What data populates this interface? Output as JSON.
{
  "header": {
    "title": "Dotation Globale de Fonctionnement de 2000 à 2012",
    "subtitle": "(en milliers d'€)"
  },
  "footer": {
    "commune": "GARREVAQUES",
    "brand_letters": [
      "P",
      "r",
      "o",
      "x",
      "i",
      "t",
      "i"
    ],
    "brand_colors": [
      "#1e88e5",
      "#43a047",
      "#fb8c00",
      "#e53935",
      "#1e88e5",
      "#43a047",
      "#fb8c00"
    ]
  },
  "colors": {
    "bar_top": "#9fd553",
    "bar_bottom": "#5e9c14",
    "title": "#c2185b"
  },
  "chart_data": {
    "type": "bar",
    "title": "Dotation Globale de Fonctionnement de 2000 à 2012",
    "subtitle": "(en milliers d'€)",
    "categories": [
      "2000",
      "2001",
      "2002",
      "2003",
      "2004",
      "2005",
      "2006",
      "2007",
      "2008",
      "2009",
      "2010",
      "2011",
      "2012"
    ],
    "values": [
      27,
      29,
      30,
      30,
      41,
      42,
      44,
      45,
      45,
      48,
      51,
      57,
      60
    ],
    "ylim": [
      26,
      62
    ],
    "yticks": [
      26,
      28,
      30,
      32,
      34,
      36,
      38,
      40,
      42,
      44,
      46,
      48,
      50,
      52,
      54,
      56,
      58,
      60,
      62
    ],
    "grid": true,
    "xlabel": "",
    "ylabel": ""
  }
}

#####

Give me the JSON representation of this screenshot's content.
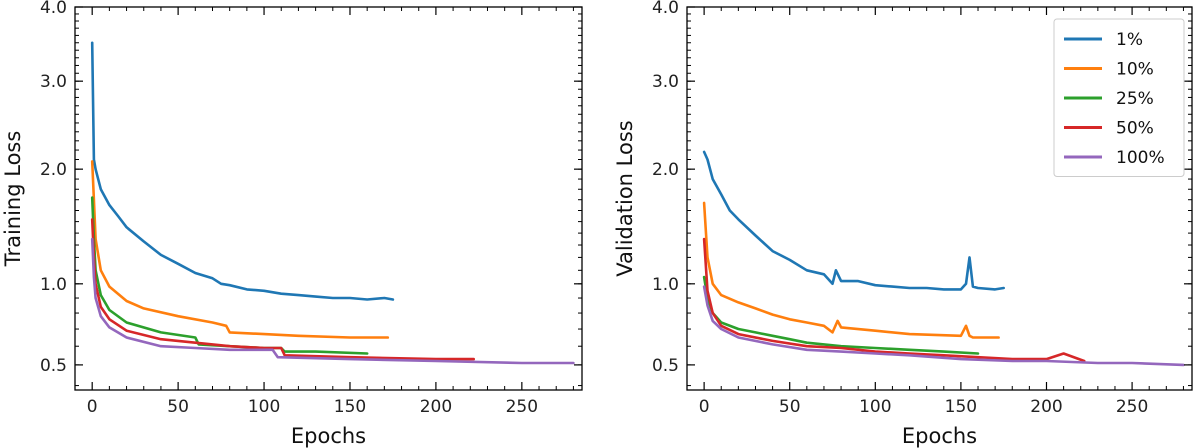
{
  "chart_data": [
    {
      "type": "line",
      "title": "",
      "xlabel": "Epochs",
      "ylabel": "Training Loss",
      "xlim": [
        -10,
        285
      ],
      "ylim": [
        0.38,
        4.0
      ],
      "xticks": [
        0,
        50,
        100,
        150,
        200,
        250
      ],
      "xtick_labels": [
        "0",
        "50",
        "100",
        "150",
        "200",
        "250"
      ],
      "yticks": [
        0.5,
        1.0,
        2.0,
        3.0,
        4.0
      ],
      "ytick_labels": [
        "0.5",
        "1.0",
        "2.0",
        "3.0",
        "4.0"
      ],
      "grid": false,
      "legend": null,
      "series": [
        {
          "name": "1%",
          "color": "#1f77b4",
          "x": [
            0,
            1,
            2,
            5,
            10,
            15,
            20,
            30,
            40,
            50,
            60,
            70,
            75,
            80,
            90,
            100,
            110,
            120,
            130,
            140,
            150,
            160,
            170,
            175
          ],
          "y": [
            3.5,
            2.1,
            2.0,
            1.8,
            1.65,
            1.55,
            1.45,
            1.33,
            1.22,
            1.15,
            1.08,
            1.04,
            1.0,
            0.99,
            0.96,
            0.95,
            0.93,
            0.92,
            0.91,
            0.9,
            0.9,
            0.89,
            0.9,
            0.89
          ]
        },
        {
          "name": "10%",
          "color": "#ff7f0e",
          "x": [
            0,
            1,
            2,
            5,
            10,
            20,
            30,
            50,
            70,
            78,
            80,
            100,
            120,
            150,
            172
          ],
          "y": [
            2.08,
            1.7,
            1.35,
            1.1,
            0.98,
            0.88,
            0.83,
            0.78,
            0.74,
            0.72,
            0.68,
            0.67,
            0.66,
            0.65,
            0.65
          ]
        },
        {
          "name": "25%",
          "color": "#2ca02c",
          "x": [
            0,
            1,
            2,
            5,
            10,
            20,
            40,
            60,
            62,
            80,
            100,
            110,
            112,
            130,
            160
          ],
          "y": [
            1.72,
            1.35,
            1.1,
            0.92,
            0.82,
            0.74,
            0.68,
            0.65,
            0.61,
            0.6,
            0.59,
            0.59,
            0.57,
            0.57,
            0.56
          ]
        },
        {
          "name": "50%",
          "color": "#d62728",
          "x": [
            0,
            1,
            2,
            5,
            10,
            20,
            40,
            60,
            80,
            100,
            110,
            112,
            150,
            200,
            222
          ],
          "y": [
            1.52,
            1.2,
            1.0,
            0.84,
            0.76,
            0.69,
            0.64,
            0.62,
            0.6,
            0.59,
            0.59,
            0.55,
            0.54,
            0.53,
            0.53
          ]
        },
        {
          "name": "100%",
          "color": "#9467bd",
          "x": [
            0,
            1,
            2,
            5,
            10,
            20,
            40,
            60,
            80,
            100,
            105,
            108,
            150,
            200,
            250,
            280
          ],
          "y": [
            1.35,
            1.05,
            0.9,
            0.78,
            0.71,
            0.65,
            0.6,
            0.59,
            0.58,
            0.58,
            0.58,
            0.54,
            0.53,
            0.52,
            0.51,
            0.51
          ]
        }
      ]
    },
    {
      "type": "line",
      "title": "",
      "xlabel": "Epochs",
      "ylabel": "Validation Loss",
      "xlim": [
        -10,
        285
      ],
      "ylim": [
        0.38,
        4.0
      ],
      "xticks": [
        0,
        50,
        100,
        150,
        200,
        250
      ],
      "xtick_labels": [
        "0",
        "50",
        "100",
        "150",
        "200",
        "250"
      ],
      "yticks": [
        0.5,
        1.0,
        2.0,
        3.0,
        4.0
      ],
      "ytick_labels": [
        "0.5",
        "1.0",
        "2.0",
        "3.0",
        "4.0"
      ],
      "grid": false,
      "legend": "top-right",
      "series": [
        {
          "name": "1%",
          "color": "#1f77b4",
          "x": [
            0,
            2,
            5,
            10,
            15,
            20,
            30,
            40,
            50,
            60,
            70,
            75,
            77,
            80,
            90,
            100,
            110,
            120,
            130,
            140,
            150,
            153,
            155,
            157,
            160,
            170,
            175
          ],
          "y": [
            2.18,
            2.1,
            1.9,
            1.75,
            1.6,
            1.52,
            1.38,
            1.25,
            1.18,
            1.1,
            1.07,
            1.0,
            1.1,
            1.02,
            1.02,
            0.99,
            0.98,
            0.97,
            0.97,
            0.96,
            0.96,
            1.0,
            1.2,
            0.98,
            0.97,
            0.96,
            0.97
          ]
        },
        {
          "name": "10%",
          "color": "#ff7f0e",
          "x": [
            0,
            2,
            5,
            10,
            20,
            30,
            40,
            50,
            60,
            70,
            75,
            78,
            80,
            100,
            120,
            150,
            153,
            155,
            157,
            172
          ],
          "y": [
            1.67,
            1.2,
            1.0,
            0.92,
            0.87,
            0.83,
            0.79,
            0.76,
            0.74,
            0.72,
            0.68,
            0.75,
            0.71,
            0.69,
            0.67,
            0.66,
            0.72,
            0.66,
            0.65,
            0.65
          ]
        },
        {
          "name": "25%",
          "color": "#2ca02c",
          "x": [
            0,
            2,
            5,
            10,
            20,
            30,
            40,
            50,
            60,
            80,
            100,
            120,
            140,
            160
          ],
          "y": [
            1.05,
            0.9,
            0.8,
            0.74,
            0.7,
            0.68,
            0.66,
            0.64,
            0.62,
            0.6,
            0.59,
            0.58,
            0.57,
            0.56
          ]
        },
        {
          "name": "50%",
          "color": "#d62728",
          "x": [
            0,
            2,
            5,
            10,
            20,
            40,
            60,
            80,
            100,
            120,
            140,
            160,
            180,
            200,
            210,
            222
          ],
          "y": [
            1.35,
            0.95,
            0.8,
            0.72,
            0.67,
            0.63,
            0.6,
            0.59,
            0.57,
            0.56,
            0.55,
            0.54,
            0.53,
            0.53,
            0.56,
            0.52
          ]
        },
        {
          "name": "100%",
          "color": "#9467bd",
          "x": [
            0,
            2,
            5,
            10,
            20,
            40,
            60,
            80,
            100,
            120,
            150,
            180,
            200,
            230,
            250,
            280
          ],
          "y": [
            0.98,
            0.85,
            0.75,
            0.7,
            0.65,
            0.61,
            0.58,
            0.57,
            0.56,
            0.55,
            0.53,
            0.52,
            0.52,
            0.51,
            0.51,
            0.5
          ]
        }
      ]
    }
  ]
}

#####

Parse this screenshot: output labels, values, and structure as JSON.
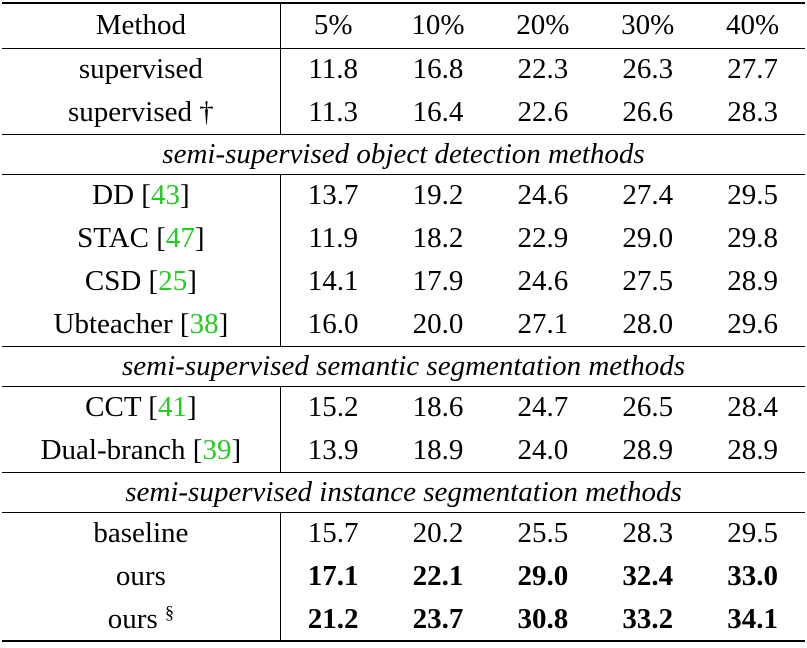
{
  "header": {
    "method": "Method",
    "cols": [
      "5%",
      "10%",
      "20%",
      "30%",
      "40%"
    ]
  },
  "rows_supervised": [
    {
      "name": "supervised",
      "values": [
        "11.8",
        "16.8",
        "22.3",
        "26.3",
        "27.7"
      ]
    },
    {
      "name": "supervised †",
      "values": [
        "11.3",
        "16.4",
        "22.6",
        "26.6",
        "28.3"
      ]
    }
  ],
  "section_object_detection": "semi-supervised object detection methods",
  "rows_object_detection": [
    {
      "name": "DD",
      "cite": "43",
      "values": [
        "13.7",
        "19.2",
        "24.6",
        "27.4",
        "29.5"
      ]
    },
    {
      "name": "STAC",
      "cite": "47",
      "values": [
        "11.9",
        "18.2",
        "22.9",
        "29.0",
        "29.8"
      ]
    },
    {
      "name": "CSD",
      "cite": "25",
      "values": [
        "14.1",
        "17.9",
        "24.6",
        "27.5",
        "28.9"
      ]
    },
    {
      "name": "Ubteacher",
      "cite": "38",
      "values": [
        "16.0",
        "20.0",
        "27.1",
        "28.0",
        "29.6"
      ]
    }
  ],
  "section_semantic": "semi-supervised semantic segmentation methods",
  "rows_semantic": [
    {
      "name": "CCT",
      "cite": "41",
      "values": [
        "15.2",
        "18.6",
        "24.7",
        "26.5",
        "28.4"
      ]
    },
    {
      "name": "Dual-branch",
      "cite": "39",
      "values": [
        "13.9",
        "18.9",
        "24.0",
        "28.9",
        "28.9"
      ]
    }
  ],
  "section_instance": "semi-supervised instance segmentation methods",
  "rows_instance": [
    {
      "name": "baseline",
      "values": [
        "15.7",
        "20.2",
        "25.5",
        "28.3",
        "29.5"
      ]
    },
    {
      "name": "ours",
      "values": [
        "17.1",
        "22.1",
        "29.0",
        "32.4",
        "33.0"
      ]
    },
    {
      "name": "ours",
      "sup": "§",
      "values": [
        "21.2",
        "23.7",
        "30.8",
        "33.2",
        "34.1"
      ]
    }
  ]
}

#####

**DO THIS**:
Tally up the lines in the preceding listing that contain the string "segmentation". Respond with the number and nothing else.

**CORRECT RESULT**:
2